*What is required:*
Write out the whole listing again, exactly.
===== Data
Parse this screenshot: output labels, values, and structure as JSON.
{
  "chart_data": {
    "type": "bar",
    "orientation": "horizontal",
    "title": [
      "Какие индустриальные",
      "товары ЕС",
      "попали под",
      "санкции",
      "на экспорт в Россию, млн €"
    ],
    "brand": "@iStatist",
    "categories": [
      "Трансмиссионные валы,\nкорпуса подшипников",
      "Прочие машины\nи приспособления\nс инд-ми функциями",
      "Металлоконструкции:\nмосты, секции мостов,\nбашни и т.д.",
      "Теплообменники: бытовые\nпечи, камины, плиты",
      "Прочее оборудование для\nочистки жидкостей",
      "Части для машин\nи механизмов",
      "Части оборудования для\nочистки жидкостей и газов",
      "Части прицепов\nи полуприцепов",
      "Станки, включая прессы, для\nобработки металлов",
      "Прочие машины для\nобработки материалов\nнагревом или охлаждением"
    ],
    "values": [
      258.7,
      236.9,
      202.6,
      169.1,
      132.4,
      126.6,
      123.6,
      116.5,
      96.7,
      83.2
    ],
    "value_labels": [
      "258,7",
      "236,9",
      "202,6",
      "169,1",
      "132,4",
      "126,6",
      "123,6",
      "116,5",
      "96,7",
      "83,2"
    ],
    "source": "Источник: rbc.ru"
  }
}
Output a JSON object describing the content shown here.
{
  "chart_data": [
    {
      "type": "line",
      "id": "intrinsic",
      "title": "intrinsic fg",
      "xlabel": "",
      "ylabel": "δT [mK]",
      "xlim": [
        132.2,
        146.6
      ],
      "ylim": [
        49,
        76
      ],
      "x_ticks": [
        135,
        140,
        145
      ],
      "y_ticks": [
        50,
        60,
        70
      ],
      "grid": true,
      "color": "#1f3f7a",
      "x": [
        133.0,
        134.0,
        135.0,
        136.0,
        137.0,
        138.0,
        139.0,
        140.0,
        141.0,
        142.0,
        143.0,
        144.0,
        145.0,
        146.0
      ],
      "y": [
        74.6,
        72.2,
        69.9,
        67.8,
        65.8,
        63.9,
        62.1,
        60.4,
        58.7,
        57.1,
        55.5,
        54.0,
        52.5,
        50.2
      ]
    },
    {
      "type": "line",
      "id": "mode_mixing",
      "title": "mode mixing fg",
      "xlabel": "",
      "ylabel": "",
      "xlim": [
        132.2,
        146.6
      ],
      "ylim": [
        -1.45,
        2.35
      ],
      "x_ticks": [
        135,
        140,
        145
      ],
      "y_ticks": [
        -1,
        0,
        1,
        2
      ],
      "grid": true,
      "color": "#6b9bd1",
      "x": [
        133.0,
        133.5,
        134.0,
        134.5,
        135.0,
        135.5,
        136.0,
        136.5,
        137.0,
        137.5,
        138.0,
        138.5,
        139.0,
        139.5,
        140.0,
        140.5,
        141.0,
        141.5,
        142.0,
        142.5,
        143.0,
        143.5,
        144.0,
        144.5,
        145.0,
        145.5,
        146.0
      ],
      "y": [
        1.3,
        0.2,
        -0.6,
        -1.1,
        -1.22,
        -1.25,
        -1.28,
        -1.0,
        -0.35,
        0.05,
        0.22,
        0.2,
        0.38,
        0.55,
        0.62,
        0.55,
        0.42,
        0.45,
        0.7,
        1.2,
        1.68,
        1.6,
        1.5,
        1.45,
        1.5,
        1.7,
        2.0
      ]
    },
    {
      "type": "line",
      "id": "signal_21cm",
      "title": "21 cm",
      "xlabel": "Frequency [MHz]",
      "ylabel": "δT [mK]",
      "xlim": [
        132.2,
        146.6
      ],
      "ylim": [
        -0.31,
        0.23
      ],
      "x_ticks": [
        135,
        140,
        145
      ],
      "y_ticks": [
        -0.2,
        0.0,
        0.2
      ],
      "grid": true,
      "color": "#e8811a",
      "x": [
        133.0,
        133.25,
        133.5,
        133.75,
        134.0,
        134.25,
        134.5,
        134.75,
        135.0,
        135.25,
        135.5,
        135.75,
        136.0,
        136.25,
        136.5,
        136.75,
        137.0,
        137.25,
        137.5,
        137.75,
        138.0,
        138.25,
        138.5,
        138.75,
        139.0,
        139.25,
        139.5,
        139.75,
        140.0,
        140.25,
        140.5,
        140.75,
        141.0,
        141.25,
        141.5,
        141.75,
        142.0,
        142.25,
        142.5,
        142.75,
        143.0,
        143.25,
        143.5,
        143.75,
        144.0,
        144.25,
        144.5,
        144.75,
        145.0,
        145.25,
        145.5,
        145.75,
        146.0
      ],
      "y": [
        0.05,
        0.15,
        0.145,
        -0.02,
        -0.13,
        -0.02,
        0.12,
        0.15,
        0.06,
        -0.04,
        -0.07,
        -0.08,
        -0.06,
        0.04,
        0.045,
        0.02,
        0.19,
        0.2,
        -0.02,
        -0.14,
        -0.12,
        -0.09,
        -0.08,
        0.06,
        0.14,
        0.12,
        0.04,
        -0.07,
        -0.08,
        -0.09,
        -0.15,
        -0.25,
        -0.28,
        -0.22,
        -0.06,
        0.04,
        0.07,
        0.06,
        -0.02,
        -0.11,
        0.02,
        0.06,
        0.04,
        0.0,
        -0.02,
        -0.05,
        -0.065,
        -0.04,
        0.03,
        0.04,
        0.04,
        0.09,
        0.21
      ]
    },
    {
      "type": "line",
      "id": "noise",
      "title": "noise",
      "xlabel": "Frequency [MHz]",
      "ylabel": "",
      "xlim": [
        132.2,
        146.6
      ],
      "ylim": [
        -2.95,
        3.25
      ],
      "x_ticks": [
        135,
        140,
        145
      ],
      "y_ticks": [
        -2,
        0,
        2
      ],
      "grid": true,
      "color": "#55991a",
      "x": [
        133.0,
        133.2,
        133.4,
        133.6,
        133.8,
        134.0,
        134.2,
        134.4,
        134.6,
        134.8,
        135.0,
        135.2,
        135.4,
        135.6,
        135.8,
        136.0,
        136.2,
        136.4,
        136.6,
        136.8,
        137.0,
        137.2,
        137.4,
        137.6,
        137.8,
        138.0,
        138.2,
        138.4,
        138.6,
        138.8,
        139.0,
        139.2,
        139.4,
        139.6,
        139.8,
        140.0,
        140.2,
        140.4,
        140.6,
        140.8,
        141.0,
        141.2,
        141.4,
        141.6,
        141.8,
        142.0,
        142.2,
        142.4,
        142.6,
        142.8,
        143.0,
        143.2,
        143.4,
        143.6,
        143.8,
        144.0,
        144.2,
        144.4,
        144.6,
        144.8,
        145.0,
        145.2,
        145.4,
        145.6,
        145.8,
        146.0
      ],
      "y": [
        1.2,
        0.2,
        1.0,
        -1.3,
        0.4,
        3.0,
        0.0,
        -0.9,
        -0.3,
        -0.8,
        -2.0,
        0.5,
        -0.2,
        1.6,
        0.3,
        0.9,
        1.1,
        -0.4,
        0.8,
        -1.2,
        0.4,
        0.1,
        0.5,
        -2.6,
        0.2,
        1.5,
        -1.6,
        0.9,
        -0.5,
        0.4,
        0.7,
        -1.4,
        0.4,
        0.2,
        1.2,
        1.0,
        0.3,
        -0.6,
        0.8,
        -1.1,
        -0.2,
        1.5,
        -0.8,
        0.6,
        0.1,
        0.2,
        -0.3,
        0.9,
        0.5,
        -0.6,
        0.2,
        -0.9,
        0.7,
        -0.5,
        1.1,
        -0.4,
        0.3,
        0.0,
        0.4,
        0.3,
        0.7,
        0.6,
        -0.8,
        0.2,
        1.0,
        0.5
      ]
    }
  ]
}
==========
*Answer to the problem:*
Parse this screenshot: output labels, values, and structure as JSON.
{
  "chart_data": {
    "type": "bar",
    "orientation": "horizontal",
    "title": [
      "Какие индустриальные",
      "товары ЕС",
      "попали под",
      "санкции",
      "на экспорт в Россию, млн €"
    ],
    "brand": "@iStatist",
    "categories": [
      "Трансмиссионные валы,\nкорпуса подшипников",
      "Прочие машины\nи приспособления\nс инд-ми функциями",
      "Металлоконструкции:\nмосты, секции мостов,\nбашни и т.д.",
      "Теплообменники: бытовые\nпечи, камины, плиты",
      "Прочее оборудование для\nочистки жидкостей",
      "Части для машин\nи механизмов",
      "Части оборудования для\nочистки жидкостей и газов",
      "Части прицепов\nи полуприцепов",
      "Станки, включая прессы, для\nобработки металлов",
      "Прочие машины для\nобработки материалов\nнагревом или охлаждением"
    ],
    "values": [
      258.7,
      236.9,
      202.6,
      169.1,
      132.4,
      126.6,
      123.6,
      116.5,
      96.7,
      83.2
    ],
    "value_labels": [
      "258,7",
      "236,9",
      "202,6",
      "169,1",
      "132,4",
      "126,6",
      "123,6",
      "116,5",
      "96,7",
      "83,2"
    ],
    "source": "Источник: rbc.ru"
  }
}
Output a JSON object describing the content shown here.
{
  "chart_data": [
    {
      "type": "line",
      "id": "intrinsic",
      "title": "intrinsic fg",
      "xlabel": "",
      "ylabel": "δT [mK]",
      "xlim": [
        132.2,
        146.6
      ],
      "ylim": [
        49,
        76
      ],
      "x_ticks": [
        135,
        140,
        145
      ],
      "y_ticks": [
        50,
        60,
        70
      ],
      "grid": true,
      "color": "#1f3f7a",
      "x": [
        133.0,
        134.0,
        135.0,
        136.0,
        137.0,
        138.0,
        139.0,
        140.0,
        141.0,
        142.0,
        143.0,
        144.0,
        145.0,
        146.0
      ],
      "y": [
        74.6,
        72.2,
        69.9,
        67.8,
        65.8,
        63.9,
        62.1,
        60.4,
        58.7,
        57.1,
        55.5,
        54.0,
        52.5,
        50.2
      ]
    },
    {
      "type": "line",
      "id": "mode_mixing",
      "title": "mode mixing fg",
      "xlabel": "",
      "ylabel": "",
      "xlim": [
        132.2,
        146.6
      ],
      "ylim": [
        -1.45,
        2.35
      ],
      "x_ticks": [
        135,
        140,
        145
      ],
      "y_ticks": [
        -1,
        0,
        1,
        2
      ],
      "grid": true,
      "color": "#6b9bd1",
      "x": [
        133.0,
        133.5,
        134.0,
        134.5,
        135.0,
        135.5,
        136.0,
        136.5,
        137.0,
        137.5,
        138.0,
        138.5,
        139.0,
        139.5,
        140.0,
        140.5,
        141.0,
        141.5,
        142.0,
        142.5,
        143.0,
        143.5,
        144.0,
        144.5,
        145.0,
        145.5,
        146.0
      ],
      "y": [
        1.3,
        0.2,
        -0.6,
        -1.1,
        -1.22,
        -1.25,
        -1.28,
        -1.0,
        -0.35,
        0.05,
        0.22,
        0.2,
        0.38,
        0.55,
        0.62,
        0.55,
        0.42,
        0.45,
        0.7,
        1.2,
        1.68,
        1.6,
        1.5,
        1.45,
        1.5,
        1.7,
        2.0
      ]
    },
    {
      "type": "line",
      "id": "signal_21cm",
      "title": "21 cm",
      "xlabel": "Frequency [MHz]",
      "ylabel": "δT [mK]",
      "xlim": [
        132.2,
        146.6
      ],
      "ylim": [
        -0.31,
        0.23
      ],
      "x_ticks": [
        135,
        140,
        145
      ],
      "y_ticks": [
        -0.2,
        0.0,
        0.2
      ],
      "grid": true,
      "color": "#e8811a",
      "x": [
        133.0,
        133.25,
        133.5,
        133.75,
        134.0,
        134.25,
        134.5,
        134.75,
        135.0,
        135.25,
        135.5,
        135.75,
        136.0,
        136.25,
        136.5,
        136.75,
        137.0,
        137.25,
        137.5,
        137.75,
        138.0,
        138.25,
        138.5,
        138.75,
        139.0,
        139.25,
        139.5,
        139.75,
        140.0,
        140.25,
        140.5,
        140.75,
        141.0,
        141.25,
        141.5,
        141.75,
        142.0,
        142.25,
        142.5,
        142.75,
        143.0,
        143.25,
        143.5,
        143.75,
        144.0,
        144.25,
        144.5,
        144.75,
        145.0,
        145.25,
        145.5,
        145.75,
        146.0
      ],
      "y": [
        0.05,
        0.15,
        0.145,
        -0.02,
        -0.13,
        -0.02,
        0.12,
        0.15,
        0.06,
        -0.04,
        -0.07,
        -0.08,
        -0.06,
        0.04,
        0.045,
        0.02,
        0.19,
        0.2,
        -0.02,
        -0.14,
        -0.12,
        -0.09,
        -0.08,
        0.06,
        0.14,
        0.12,
        0.04,
        -0.07,
        -0.08,
        -0.09,
        -0.15,
        -0.25,
        -0.28,
        -0.22,
        -0.06,
        0.04,
        0.07,
        0.06,
        -0.02,
        -0.11,
        0.02,
        0.06,
        0.04,
        0.0,
        -0.02,
        -0.05,
        -0.065,
        -0.04,
        0.03,
        0.04,
        0.04,
        0.09,
        0.21
      ]
    },
    {
      "type": "line",
      "id": "noise",
      "title": "noise",
      "xlabel": "Frequency [MHz]",
      "ylabel": "",
      "xlim": [
        132.2,
        146.6
      ],
      "ylim": [
        -2.95,
        3.25
      ],
      "x_ticks": [
        135,
        140,
        145
      ],
      "y_ticks": [
        -2,
        0,
        2
      ],
      "grid": true,
      "color": "#55991a",
      "x": [
        133.0,
        133.2,
        133.4,
        133.6,
        133.8,
        134.0,
        134.2,
        134.4,
        134.6,
        134.8,
        135.0,
        135.2,
        135.4,
        135.6,
        135.8,
        136.0,
        136.2,
        136.4,
        136.6,
        136.8,
        137.0,
        137.2,
        137.4,
        137.6,
        137.8,
        138.0,
        138.2,
        138.4,
        138.6,
        138.8,
        139.0,
        139.2,
        139.4,
        139.6,
        139.8,
        140.0,
        140.2,
        140.4,
        140.6,
        140.8,
        141.0,
        141.2,
        141.4,
        141.6,
        141.8,
        142.0,
        142.2,
        142.4,
        142.6,
        142.8,
        143.0,
        143.2,
        143.4,
        143.6,
        143.8,
        144.0,
        144.2,
        144.4,
        144.6,
        144.8,
        145.0,
        145.2,
        145.4,
        145.6,
        145.8,
        146.0
      ],
      "y": [
        1.2,
        0.2,
        1.0,
        -1.3,
        0.4,
        3.0,
        0.0,
        -0.9,
        -0.3,
        -0.8,
        -2.0,
        0.5,
        -0.2,
        1.6,
        0.3,
        0.9,
        1.1,
        -0.4,
        0.8,
        -1.2,
        0.4,
        0.1,
        0.5,
        -2.6,
        0.2,
        1.5,
        -1.6,
        0.9,
        -0.5,
        0.4,
        0.7,
        -1.4,
        0.4,
        0.2,
        1.2,
        1.0,
        0.3,
        -0.6,
        0.8,
        -1.1,
        -0.2,
        1.5,
        -0.8,
        0.6,
        0.1,
        0.2,
        -0.3,
        0.9,
        0.5,
        -0.6,
        0.2,
        -0.9,
        0.7,
        -0.5,
        1.1,
        -0.4,
        0.3,
        0.0,
        0.4,
        0.3,
        0.7,
        0.6,
        -0.8,
        0.2,
        1.0,
        0.5
      ]
    }
  ]
}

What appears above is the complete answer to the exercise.